— start —
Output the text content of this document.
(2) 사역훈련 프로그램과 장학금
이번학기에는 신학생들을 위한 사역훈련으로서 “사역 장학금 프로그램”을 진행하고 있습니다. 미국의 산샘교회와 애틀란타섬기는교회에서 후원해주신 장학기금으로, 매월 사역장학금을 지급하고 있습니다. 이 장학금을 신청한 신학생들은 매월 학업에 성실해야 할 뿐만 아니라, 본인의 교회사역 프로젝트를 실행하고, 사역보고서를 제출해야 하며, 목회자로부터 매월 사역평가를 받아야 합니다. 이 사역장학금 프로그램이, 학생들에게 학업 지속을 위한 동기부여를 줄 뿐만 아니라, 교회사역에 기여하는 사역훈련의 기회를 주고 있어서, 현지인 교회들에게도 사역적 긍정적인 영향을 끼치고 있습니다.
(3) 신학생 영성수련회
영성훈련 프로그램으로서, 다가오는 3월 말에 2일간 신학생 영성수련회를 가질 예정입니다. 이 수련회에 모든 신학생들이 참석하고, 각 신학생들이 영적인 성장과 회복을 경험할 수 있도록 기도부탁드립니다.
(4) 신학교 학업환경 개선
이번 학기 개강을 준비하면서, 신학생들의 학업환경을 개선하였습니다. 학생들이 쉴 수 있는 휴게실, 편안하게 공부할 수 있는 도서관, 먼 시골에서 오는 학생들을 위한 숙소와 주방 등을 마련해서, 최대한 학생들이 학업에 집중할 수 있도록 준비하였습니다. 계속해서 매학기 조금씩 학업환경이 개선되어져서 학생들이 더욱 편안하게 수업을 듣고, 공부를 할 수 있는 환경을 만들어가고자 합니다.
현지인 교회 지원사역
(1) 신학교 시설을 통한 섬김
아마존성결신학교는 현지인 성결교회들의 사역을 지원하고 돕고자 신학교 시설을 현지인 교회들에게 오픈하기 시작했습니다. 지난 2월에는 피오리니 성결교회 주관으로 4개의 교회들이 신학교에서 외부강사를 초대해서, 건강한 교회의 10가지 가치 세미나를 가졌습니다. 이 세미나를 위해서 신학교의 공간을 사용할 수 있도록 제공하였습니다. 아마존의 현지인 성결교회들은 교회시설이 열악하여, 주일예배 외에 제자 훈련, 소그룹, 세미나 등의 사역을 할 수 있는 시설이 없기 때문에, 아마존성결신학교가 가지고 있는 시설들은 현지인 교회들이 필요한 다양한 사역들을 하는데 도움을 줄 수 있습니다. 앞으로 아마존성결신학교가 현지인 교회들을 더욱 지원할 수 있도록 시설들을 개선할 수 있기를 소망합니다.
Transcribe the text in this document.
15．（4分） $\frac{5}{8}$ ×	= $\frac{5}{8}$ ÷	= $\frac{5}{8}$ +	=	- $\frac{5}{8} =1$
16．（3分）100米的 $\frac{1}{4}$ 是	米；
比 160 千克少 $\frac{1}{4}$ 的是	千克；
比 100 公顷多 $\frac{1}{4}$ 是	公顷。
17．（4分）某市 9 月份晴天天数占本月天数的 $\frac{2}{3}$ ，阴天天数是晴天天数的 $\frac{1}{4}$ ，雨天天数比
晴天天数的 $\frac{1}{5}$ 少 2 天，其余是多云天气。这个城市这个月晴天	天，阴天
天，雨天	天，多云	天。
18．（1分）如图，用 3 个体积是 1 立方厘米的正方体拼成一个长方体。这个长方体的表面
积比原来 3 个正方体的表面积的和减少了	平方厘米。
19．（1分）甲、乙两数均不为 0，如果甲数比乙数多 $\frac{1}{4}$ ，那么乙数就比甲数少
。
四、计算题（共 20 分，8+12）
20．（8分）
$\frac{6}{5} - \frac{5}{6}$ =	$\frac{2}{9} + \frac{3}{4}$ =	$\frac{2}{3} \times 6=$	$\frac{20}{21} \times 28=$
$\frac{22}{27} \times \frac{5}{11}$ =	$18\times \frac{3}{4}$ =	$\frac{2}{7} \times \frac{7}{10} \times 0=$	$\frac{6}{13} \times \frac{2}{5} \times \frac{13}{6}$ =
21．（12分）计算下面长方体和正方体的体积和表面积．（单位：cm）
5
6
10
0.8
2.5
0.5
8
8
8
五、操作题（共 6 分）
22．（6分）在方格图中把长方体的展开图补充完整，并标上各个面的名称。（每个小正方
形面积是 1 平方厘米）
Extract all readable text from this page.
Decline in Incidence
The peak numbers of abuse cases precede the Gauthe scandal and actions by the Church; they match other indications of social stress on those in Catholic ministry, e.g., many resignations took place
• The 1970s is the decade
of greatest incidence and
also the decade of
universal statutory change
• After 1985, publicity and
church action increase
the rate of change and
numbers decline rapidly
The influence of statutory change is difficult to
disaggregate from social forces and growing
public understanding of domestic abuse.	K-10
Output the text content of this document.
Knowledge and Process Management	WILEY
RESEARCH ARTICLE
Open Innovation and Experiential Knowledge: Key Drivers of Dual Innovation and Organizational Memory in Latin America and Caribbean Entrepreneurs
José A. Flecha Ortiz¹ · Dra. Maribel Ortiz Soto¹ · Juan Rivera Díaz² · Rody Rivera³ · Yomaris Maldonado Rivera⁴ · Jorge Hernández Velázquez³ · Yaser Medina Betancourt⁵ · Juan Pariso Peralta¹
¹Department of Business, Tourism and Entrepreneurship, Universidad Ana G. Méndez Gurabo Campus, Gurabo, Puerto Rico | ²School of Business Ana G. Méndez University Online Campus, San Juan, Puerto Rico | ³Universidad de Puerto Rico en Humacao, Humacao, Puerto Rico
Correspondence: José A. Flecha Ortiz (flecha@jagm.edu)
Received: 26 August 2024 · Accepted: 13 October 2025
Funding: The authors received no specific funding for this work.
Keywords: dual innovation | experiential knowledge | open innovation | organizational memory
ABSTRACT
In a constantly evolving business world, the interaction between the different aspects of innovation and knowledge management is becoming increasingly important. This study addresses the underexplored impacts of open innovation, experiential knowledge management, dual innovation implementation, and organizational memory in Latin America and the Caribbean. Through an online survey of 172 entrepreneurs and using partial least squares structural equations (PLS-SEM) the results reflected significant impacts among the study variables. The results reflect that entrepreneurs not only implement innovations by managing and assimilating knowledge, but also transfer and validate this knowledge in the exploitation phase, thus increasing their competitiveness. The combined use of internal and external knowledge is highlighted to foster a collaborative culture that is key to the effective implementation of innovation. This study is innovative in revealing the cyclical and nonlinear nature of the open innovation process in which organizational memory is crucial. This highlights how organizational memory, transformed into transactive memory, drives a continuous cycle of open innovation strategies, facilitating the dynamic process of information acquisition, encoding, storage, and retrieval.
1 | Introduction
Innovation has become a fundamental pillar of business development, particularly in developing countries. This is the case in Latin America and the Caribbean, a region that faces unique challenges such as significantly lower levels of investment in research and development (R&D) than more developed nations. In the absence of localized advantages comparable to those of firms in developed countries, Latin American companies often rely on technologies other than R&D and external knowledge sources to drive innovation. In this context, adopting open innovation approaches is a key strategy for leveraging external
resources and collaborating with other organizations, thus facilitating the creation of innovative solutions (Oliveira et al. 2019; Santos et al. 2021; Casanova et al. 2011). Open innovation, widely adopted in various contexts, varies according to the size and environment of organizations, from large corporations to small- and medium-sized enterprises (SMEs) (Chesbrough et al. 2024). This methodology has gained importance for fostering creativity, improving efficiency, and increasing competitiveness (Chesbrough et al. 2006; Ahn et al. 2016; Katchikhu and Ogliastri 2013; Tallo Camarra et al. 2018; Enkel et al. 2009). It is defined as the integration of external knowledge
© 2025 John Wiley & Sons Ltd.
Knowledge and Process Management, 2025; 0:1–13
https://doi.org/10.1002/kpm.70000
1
— end —
PROBLEM STATEMENT:
Reproduce the complete data exactly as presented above.

SOLUTION:
Output the text content of this document.
(2) 사역훈련 프로그램과 장학금
이번학기에는 신학생들을 위한 사역훈련으로서 “사역 장학금 프로그램”을 진행하고 있습니다. 미국의 산샘교회와 애틀란타섬기는교회에서 후원해주신 장학기금으로, 매월 사역장학금을 지급하고 있습니다. 이 장학금을 신청한 신학생들은 매월 학업에 성실해야 할 뿐만 아니라, 본인의 교회사역 프로젝트를 실행하고, 사역보고서를 제출해야 하며, 목회자로부터 매월 사역평가를 받아야 합니다. 이 사역장학금 프로그램이, 학생들에게 학업 지속을 위한 동기부여를 줄 뿐만 아니라, 교회사역에 기여하는 사역훈련의 기회를 주고 있어서, 현지인 교회들에게도 사역적 긍정적인 영향을 끼치고 있습니다.
(3) 신학생 영성수련회
영성훈련 프로그램으로서, 다가오는 3월 말에 2일간 신학생 영성수련회를 가질 예정입니다. 이 수련회에 모든 신학생들이 참석하고, 각 신학생들이 영적인 성장과 회복을 경험할 수 있도록 기도부탁드립니다.
(4) 신학교 학업환경 개선
이번 학기 개강을 준비하면서, 신학생들의 학업환경을 개선하였습니다. 학생들이 쉴 수 있는 휴게실, 편안하게 공부할 수 있는 도서관, 먼 시골에서 오는 학생들을 위한 숙소와 주방 등을 마련해서, 최대한 학생들이 학업에 집중할 수 있도록 준비하였습니다. 계속해서 매학기 조금씩 학업환경이 개선되어져서 학생들이 더욱 편안하게 수업을 듣고, 공부를 할 수 있는 환경을 만들어가고자 합니다.
현지인 교회 지원사역
(1) 신학교 시설을 통한 섬김
아마존성결신학교는 현지인 성결교회들의 사역을 지원하고 돕고자 신학교 시설을 현지인 교회들에게 오픈하기 시작했습니다. 지난 2월에는 피오리니 성결교회 주관으로 4개의 교회들이 신학교에서 외부강사를 초대해서, 건강한 교회의 10가지 가치 세미나를 가졌습니다. 이 세미나를 위해서 신학교의 공간을 사용할 수 있도록 제공하였습니다. 아마존의 현지인 성결교회들은 교회시설이 열악하여, 주일예배 외에 제자 훈련, 소그룹, 세미나 등의 사역을 할 수 있는 시설이 없기 때문에, 아마존성결신학교가 가지고 있는 시설들은 현지인 교회들이 필요한 다양한 사역들을 하는데 도움을 줄 수 있습니다. 앞으로 아마존성결신학교가 현지인 교회들을 더욱 지원할 수 있도록 시설들을 개선할 수 있기를 소망합니다.
Transcribe the text in this document.
15．（4分） $\frac{5}{8}$ ×	= $\frac{5}{8}$ ÷	= $\frac{5}{8}$ +	=	- $\frac{5}{8} =1$
16．（3分）100米的 $\frac{1}{4}$ 是	米；
比 160 千克少 $\frac{1}{4}$ 的是	千克；
比 100 公顷多 $\frac{1}{4}$ 是	公顷。
17．（4分）某市 9 月份晴天天数占本月天数的 $\frac{2}{3}$ ，阴天天数是晴天天数的 $\frac{1}{4}$ ，雨天天数比
晴天天数的 $\frac{1}{5}$ 少 2 天，其余是多云天气。这个城市这个月晴天	天，阴天
天，雨天	天，多云	天。
18．（1分）如图，用 3 个体积是 1 立方厘米的正方体拼成一个长方体。这个长方体的表面
积比原来 3 个正方体的表面积的和减少了	平方厘米。
19．（1分）甲、乙两数均不为 0，如果甲数比乙数多 $\frac{1}{4}$ ，那么乙数就比甲数少
。
四、计算题（共 20 分，8+12）
20．（8分）
$\frac{6}{5} - \frac{5}{6}$ =	$\frac{2}{9} + \frac{3}{4}$ =	$\frac{2}{3} \times 6=$	$\frac{20}{21} \times 28=$
$\frac{22}{27} \times \frac{5}{11}$ =	$18\times \frac{3}{4}$ =	$\frac{2}{7} \times \frac{7}{10} \times 0=$	$\frac{6}{13} \times \frac{2}{5} \times \frac{13}{6}$ =
21．（12分）计算下面长方体和正方体的体积和表面积．（单位：cm）
5
6
10
0.8
2.5
0.5
8
8
8
五、操作题（共 6 分）
22．（6分）在方格图中把长方体的展开图补充完整，并标上各个面的名称。（每个小正方
形面积是 1 平方厘米）
Extract all readable text from this page.
Decline in Incidence
The peak numbers of abuse cases precede the Gauthe scandal and actions by the Church; they match other indications of social stress on those in Catholic ministry, e.g., many resignations took place
• The 1970s is the decade
of greatest incidence and
also the decade of
universal statutory change
• After 1985, publicity and
church action increase
the rate of change and
numbers decline rapidly
The influence of statutory change is difficult to
disaggregate from social forces and growing
public understanding of domestic abuse.	K-10
Output the text content of this document.
Knowledge and Process Management	WILEY
RESEARCH ARTICLE
Open Innovation and Experiential Knowledge: Key Drivers of Dual Innovation and Organizational Memory in Latin America and Caribbean Entrepreneurs
José A. Flecha Ortiz¹ · Dra. Maribel Ortiz Soto¹ · Juan Rivera Díaz² · Rody Rivera³ · Yomaris Maldonado Rivera⁴ · Jorge Hernández Velázquez³ · Yaser Medina Betancourt⁵ · Juan Pariso Peralta¹
¹Department of Business, Tourism and Entrepreneurship, Universidad Ana G. Méndez Gurabo Campus, Gurabo, Puerto Rico | ²School of Business Ana G. Méndez University Online Campus, San Juan, Puerto Rico | ³Universidad de Puerto Rico en Humacao, Humacao, Puerto Rico
Correspondence: José A. Flecha Ortiz (flecha@jagm.edu)
Received: 26 August 2024 · Accepted: 13 October 2025
Funding: The authors received no specific funding for this work.
Keywords: dual innovation | experiential knowledge | open innovation | organizational memory
ABSTRACT
In a constantly evolving business world, the interaction between the different aspects of innovation and knowledge management is becoming increasingly important. This study addresses the underexplored impacts of open innovation, experiential knowledge management, dual innovation implementation, and organizational memory in Latin America and the Caribbean. Through an online survey of 172 entrepreneurs and using partial least squares structural equations (PLS-SEM) the results reflected significant impacts among the study variables. The results reflect that entrepreneurs not only implement innovations by managing and assimilating knowledge, but also transfer and validate this knowledge in the exploitation phase, thus increasing their competitiveness. The combined use of internal and external knowledge is highlighted to foster a collaborative culture that is key to the effective implementation of innovation. This study is innovative in revealing the cyclical and nonlinear nature of the open innovation process in which organizational memory is crucial. This highlights how organizational memory, transformed into transactive memory, drives a continuous cycle of open innovation strategies, facilitating the dynamic process of information acquisition, encoding, storage, and retrieval.
1 | Introduction
Innovation has become a fundamental pillar of business development, particularly in developing countries. This is the case in Latin America and the Caribbean, a region that faces unique challenges such as significantly lower levels of investment in research and development (R&D) than more developed nations. In the absence of localized advantages comparable to those of firms in developed countries, Latin American companies often rely on technologies other than R&D and external knowledge sources to drive innovation. In this context, adopting open innovation approaches is a key strategy for leveraging external
resources and collaborating with other organizations, thus facilitating the creation of innovative solutions (Oliveira et al. 2019; Santos et al. 2021; Casanova et al. 2011). Open innovation, widely adopted in various contexts, varies according to the size and environment of organizations, from large corporations to small- and medium-sized enterprises (SMEs) (Chesbrough et al. 2024). This methodology has gained importance for fostering creativity, improving efficiency, and increasing competitiveness (Chesbrough et al. 2006; Ahn et al. 2016; Katchikhu and Ogliastri 2013; Tallo Camarra et al. 2018; Enkel et al. 2009). It is defined as the integration of external knowledge
© 2025 John Wiley & Sons Ltd.
Knowledge and Process Management, 2025; 0:1–13
https://doi.org/10.1002/kpm.70000
1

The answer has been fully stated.